Written instruction
The material below should be written out in full and exactly; pictures stay out of the copy.

Records from a collection
· · · · ·
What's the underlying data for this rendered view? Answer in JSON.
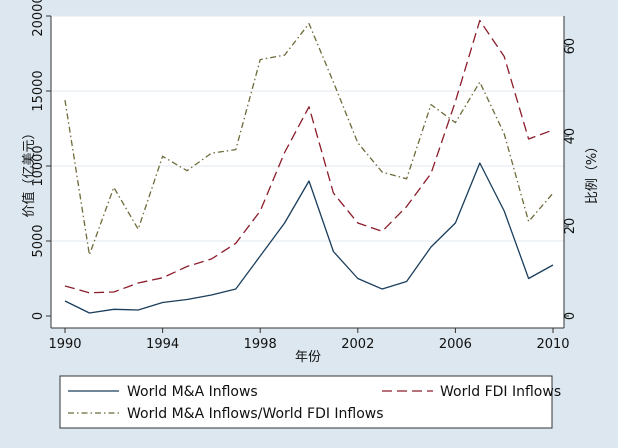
{
  "chart_data": {
    "type": "line",
    "x": [
      1990,
      1991,
      1992,
      1993,
      1994,
      1995,
      1996,
      1997,
      1998,
      1999,
      2000,
      2001,
      2002,
      2003,
      2004,
      2005,
      2006,
      2007,
      2008,
      2009,
      2010
    ],
    "xlabel": "年份",
    "ylabel_left": "价值（亿美元）",
    "ylabel_right": "比例（%）",
    "xlim": [
      1990,
      2010
    ],
    "ylim_left": [
      0,
      20000
    ],
    "ylim_right": [
      0,
      66.7
    ],
    "xticks": [
      "1990",
      "1994",
      "1998",
      "2002",
      "2006",
      "2010"
    ],
    "yticks_left": [
      "0",
      "5000",
      "10000",
      "15000",
      "20000"
    ],
    "yticks_right": [
      "0",
      "20",
      "40",
      "60"
    ],
    "grid": "horizontal",
    "legend_position": "bottom",
    "series": [
      {
        "name": "World M&A Inflows",
        "axis": "left",
        "color": "#1a3e5c",
        "style": "solid",
        "values": [
          1000,
          200,
          450,
          400,
          900,
          1100,
          1400,
          1800,
          4000,
          6200,
          9000,
          4300,
          2500,
          1800,
          2300,
          4600,
          6200,
          10200,
          7000,
          2500,
          3400
        ]
      },
      {
        "name": "World FDI Inflows",
        "axis": "left",
        "color": "#8b1c2b",
        "style": "dash",
        "values": [
          2000,
          1550,
          1600,
          2200,
          2550,
          3300,
          3800,
          4850,
          7000,
          10900,
          13950,
          8200,
          6200,
          5650,
          7300,
          9500,
          14300,
          19700,
          17300,
          11800,
          12400
        ]
      },
      {
        "name": "World M&A Inflows/World FDI Inflows",
        "axis": "right",
        "color": "#6e6a3a",
        "style": "dashdot",
        "values": [
          48,
          13.6,
          28.6,
          19.3,
          35.5,
          32.3,
          36.2,
          37,
          57,
          58,
          65,
          52,
          38.5,
          32,
          30.5,
          47,
          43,
          52,
          40.5,
          21,
          27.3
        ]
      }
    ]
  }
}
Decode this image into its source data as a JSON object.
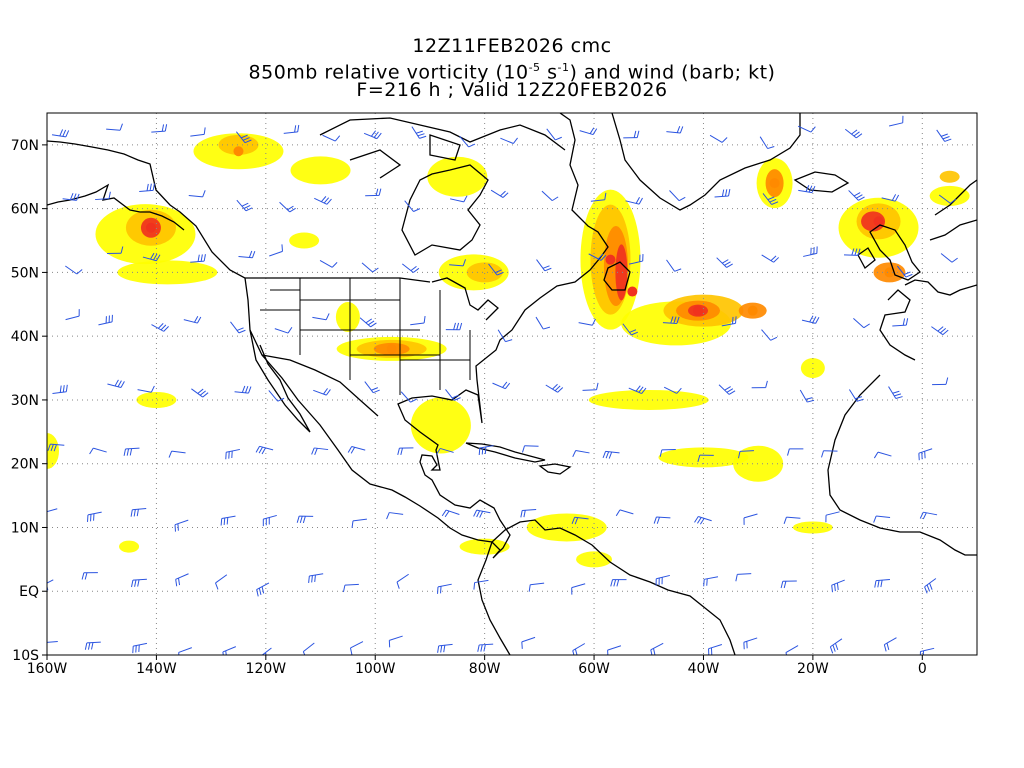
{
  "header": {
    "line1": "12Z11FEB2026 cmc",
    "line2_prefix": "850mb relative vorticity (10",
    "line2_exp1": "-5",
    "line2_mid": " s",
    "line2_exp2": "-1",
    "line2_suffix": ") and wind (barb; kt)",
    "line3": "F=216 h ; Valid 12Z20FEB2026"
  },
  "map": {
    "projection": "lat-lon",
    "lon_range": [
      -160,
      10
    ],
    "lat_range": [
      -10,
      75
    ],
    "x_ticks": [
      {
        "lon": -160,
        "label": "160W"
      },
      {
        "lon": -140,
        "label": "140W"
      },
      {
        "lon": -120,
        "label": "120W"
      },
      {
        "lon": -100,
        "label": "100W"
      },
      {
        "lon": -80,
        "label": "80W"
      },
      {
        "lon": -60,
        "label": "60W"
      },
      {
        "lon": -40,
        "label": "40W"
      },
      {
        "lon": -20,
        "label": "20W"
      },
      {
        "lon": 0,
        "label": "0"
      }
    ],
    "y_ticks": [
      {
        "lat": 70,
        "label": "70N"
      },
      {
        "lat": 60,
        "label": "60N"
      },
      {
        "lat": 50,
        "label": "50N"
      },
      {
        "lat": 40,
        "label": "40N"
      },
      {
        "lat": 30,
        "label": "30N"
      },
      {
        "lat": 20,
        "label": "20N"
      },
      {
        "lat": 10,
        "label": "10N"
      },
      {
        "lat": 0,
        "label": "EQ"
      },
      {
        "lat": -10,
        "label": "10S"
      }
    ],
    "grid": "dotted",
    "colors": {
      "low": "#ffff00",
      "mid": "#ffc400",
      "high": "#ff8a00",
      "peak": "#f0321e",
      "barb": "#2b54e0",
      "coast": "#000000",
      "grid": "#888888"
    },
    "vorticity_maxima": [
      {
        "lon": -57,
        "lat": 52,
        "level": "peak"
      },
      {
        "lon": -53,
        "lat": 47,
        "level": "peak"
      },
      {
        "lon": -41,
        "lat": 44,
        "level": "peak"
      },
      {
        "lon": -31,
        "lat": 44,
        "level": "high"
      },
      {
        "lon": -97,
        "lat": 38,
        "level": "high"
      },
      {
        "lon": -141,
        "lat": 57,
        "level": "peak"
      },
      {
        "lon": -8,
        "lat": 58,
        "level": "peak"
      },
      {
        "lon": -6,
        "lat": 50,
        "level": "high"
      },
      {
        "lon": -27,
        "lat": 64,
        "level": "high"
      },
      {
        "lon": -125,
        "lat": 69,
        "level": "high"
      }
    ]
  }
}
· · · · ·
The result
What's the underlying data for this rendered view? Answer in JSON.
{
  "chart_data": {
    "type": "line",
    "x": [
      1990,
      1991,
      1992,
      1993,
      1994,
      1995,
      1996,
      1997,
      1998,
      1999,
      2000,
      2001,
      2002,
      2003,
      2004,
      2005,
      2006,
      2007,
      2008,
      2009,
      2010
    ],
    "xlabel": "年份",
    "ylabel_left": "价值（亿美元）",
    "ylabel_right": "比例（%）",
    "xlim": [
      1990,
      2010
    ],
    "ylim_left": [
      0,
      20000
    ],
    "ylim_right": [
      0,
      66.7
    ],
    "xticks": [
      "1990",
      "1994",
      "1998",
      "2002",
      "2006",
      "2010"
    ],
    "yticks_left": [
      "0",
      "5000",
      "10000",
      "15000",
      "20000"
    ],
    "yticks_right": [
      "0",
      "20",
      "40",
      "60"
    ],
    "grid": "horizontal",
    "legend_position": "bottom",
    "series": [
      {
        "name": "World M&A Inflows",
        "axis": "left",
        "color": "#1a3e5c",
        "style": "solid",
        "values": [
          1000,
          200,
          450,
          400,
          900,
          1100,
          1400,
          1800,
          4000,
          6200,
          9000,
          4300,
          2500,
          1800,
          2300,
          4600,
          6200,
          10200,
          7000,
          2500,
          3400
        ]
      },
      {
        "name": "World FDI Inflows",
        "axis": "left",
        "color": "#8b1c2b",
        "style": "dash",
        "values": [
          2000,
          1550,
          1600,
          2200,
          2550,
          3300,
          3800,
          4850,
          7000,
          10900,
          13950,
          8200,
          6200,
          5650,
          7300,
          9500,
          14300,
          19700,
          17300,
          11800,
          12400
        ]
      },
      {
        "name": "World M&A Inflows/World FDI Inflows",
        "axis": "right",
        "color": "#6e6a3a",
        "style": "dashdot",
        "values": [
          48,
          13.6,
          28.6,
          19.3,
          35.5,
          32.3,
          36.2,
          37,
          57,
          58,
          65,
          52,
          38.5,
          32,
          30.5,
          47,
          43,
          52,
          40.5,
          21,
          27.3
        ]
      }
    ]
  }
}
Decode this image into its source data as a JSON object.
{
  "header": {
    "line1": "12Z11FEB2026 cmc",
    "line2_prefix": "850mb relative vorticity (10",
    "line2_exp1": "-5",
    "line2_mid": " s",
    "line2_exp2": "-1",
    "line2_suffix": ") and wind (barb; kt)",
    "line3": "F=216 h ; Valid 12Z20FEB2026"
  },
  "map": {
    "projection": "lat-lon",
    "lon_range": [
      -160,
      10
    ],
    "lat_range": [
      -10,
      75
    ],
    "x_ticks": [
      {
        "lon": -160,
        "label": "160W"
      },
      {
        "lon": -140,
        "label": "140W"
      },
      {
        "lon": -120,
        "label": "120W"
      },
      {
        "lon": -100,
        "label": "100W"
      },
      {
        "lon": -80,
        "label": "80W"
      },
      {
        "lon": -60,
        "label": "60W"
      },
      {
        "lon": -40,
        "label": "40W"
      },
      {
        "lon": -20,
        "label": "20W"
      },
      {
        "lon": 0,
        "label": "0"
      }
    ],
    "y_ticks": [
      {
        "lat": 70,
        "label": "70N"
      },
      {
        "lat": 60,
        "label": "60N"
      },
      {
        "lat": 50,
        "label": "50N"
      },
      {
        "lat": 40,
        "label": "40N"
      },
      {
        "lat": 30,
        "label": "30N"
      },
      {
        "lat": 20,
        "label": "20N"
      },
      {
        "lat": 10,
        "label": "10N"
      },
      {
        "lat": 0,
        "label": "EQ"
      },
      {
        "lat": -10,
        "label": "10S"
      }
    ],
    "grid": "dotted",
    "colors": {
      "low": "#ffff00",
      "mid": "#ffc400",
      "high": "#ff8a00",
      "peak": "#f0321e",
      "barb": "#2b54e0",
      "coast": "#000000",
      "grid": "#888888"
    },
    "vorticity_maxima": [
      {
        "lon": -57,
        "lat": 52,
        "level": "peak"
      },
      {
        "lon": -53,
        "lat": 47,
        "level": "peak"
      },
      {
        "lon": -41,
        "lat": 44,
        "level": "peak"
      },
      {
        "lon": -31,
        "lat": 44,
        "level": "high"
      },
      {
        "lon": -97,
        "lat": 38,
        "level": "high"
      },
      {
        "lon": -141,
        "lat": 57,
        "level": "peak"
      },
      {
        "lon": -8,
        "lat": 58,
        "level": "peak"
      },
      {
        "lon": -6,
        "lat": 50,
        "level": "high"
      },
      {
        "lon": -27,
        "lat": 64,
        "level": "high"
      },
      {
        "lon": -125,
        "lat": 69,
        "level": "high"
      }
    ]
  }
}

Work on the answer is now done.